Challenge
Answer with one number: how many lines hold the string "tehdy".

Data listing
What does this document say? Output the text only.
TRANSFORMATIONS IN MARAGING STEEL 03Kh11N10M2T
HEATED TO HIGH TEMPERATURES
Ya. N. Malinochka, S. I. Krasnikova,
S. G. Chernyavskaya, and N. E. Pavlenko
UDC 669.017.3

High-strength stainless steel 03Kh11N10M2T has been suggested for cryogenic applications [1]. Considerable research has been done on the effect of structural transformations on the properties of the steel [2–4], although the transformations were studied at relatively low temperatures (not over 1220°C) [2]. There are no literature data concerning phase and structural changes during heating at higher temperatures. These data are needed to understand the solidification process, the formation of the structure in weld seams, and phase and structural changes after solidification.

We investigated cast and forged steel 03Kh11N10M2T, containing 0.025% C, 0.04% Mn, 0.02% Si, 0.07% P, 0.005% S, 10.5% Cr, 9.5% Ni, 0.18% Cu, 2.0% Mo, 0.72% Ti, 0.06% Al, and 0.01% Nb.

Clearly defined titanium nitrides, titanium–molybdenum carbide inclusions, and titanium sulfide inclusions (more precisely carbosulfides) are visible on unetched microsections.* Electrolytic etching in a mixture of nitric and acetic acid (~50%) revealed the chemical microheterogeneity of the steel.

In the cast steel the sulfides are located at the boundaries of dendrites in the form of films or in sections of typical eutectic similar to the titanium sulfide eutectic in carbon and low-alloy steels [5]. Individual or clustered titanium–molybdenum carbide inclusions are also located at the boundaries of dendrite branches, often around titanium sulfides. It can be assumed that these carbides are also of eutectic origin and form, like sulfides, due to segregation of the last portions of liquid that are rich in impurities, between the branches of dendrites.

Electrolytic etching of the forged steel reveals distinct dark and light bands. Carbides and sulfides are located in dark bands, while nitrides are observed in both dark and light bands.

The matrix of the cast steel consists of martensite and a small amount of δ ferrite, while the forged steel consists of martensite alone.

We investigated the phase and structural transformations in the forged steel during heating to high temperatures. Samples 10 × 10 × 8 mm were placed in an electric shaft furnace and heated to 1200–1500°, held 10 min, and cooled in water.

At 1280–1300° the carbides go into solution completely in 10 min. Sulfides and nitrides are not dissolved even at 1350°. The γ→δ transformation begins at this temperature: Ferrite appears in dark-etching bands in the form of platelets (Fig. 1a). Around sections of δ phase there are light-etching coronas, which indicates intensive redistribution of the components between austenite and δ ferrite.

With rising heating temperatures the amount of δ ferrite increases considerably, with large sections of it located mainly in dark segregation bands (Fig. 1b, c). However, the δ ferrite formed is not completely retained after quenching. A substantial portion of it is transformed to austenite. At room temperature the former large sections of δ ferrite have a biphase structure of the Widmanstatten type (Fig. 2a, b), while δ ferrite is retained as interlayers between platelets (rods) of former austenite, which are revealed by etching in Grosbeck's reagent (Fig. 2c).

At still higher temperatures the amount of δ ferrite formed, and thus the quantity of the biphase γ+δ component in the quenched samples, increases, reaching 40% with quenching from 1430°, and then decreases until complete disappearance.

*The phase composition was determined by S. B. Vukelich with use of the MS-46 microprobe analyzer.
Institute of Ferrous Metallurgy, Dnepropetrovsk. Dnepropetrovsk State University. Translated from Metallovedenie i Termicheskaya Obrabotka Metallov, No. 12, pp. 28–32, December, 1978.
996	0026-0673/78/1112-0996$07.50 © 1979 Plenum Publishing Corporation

* * *

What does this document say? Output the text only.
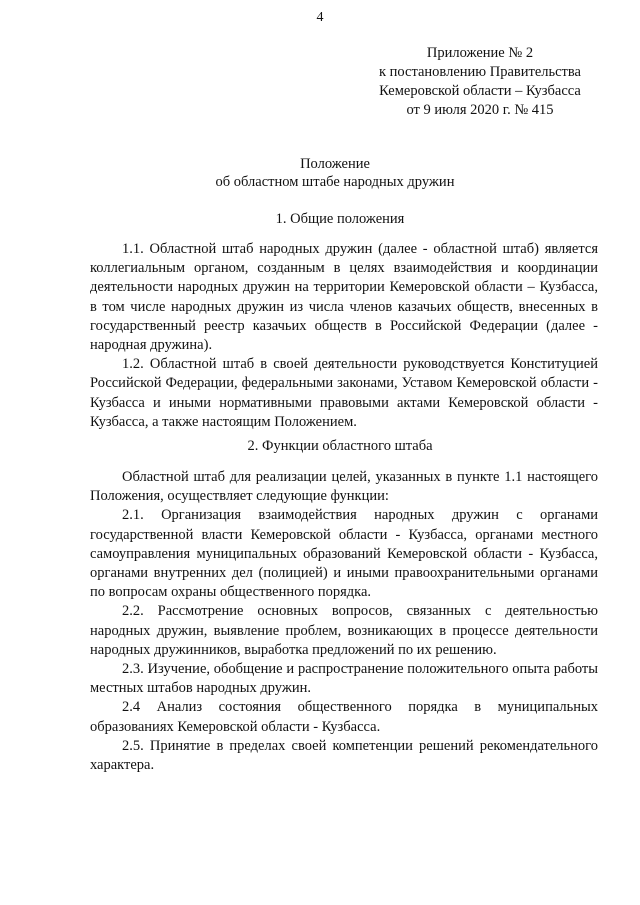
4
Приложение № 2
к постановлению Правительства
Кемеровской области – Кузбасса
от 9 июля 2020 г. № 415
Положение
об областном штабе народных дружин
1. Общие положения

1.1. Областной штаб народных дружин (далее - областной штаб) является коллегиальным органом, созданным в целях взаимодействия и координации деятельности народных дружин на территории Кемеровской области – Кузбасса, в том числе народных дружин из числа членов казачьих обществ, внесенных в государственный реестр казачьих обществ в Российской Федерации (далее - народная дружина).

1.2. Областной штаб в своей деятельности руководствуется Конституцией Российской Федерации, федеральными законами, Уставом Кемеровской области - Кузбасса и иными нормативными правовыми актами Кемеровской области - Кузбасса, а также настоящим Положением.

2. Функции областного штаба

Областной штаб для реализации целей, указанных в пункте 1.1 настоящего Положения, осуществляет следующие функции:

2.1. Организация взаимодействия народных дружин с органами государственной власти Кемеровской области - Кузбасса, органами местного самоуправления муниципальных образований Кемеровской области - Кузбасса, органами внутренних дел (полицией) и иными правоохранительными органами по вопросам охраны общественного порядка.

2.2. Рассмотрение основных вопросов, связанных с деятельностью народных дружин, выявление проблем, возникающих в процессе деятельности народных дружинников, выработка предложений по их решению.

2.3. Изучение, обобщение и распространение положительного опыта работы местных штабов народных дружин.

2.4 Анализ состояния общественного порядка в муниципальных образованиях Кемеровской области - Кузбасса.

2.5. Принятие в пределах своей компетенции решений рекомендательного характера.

---

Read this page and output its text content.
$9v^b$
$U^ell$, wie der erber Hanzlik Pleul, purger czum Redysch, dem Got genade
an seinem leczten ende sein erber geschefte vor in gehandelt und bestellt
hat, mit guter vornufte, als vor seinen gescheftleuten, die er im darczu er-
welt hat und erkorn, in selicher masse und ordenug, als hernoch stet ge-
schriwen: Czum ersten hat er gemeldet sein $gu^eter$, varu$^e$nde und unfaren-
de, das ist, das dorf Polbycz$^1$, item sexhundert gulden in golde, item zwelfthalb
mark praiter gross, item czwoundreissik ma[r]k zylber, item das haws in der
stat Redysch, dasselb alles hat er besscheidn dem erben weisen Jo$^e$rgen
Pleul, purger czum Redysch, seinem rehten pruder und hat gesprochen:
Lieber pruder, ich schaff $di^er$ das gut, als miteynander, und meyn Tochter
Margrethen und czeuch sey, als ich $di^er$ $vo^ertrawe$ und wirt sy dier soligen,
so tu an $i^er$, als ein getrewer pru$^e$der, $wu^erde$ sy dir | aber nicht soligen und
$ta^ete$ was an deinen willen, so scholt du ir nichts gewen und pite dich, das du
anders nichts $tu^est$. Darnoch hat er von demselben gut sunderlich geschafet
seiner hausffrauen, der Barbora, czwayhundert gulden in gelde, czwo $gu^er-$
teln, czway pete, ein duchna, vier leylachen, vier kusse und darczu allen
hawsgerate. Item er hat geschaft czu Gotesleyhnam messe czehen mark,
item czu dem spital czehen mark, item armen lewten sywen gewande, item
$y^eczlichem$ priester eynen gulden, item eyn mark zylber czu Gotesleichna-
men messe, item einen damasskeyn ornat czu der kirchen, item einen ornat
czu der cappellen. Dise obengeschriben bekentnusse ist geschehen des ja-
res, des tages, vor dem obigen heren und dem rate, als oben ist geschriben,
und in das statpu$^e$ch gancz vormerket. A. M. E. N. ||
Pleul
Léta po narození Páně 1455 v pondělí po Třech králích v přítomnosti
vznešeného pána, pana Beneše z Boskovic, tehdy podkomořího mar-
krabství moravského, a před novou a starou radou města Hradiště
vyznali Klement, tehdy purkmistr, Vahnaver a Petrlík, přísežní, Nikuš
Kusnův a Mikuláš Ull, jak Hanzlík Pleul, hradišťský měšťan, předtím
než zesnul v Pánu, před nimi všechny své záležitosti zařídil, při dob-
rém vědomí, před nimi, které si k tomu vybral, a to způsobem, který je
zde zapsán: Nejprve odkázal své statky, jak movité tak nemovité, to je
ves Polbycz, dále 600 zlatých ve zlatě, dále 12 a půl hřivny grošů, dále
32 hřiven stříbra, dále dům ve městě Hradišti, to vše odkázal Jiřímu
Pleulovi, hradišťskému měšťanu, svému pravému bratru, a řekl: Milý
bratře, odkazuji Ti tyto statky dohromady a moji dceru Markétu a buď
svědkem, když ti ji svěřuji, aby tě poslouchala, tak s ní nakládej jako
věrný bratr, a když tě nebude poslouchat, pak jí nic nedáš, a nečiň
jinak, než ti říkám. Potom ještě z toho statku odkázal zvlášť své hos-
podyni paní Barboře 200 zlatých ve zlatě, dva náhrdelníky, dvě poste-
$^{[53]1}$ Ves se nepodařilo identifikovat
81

Completed exercise
2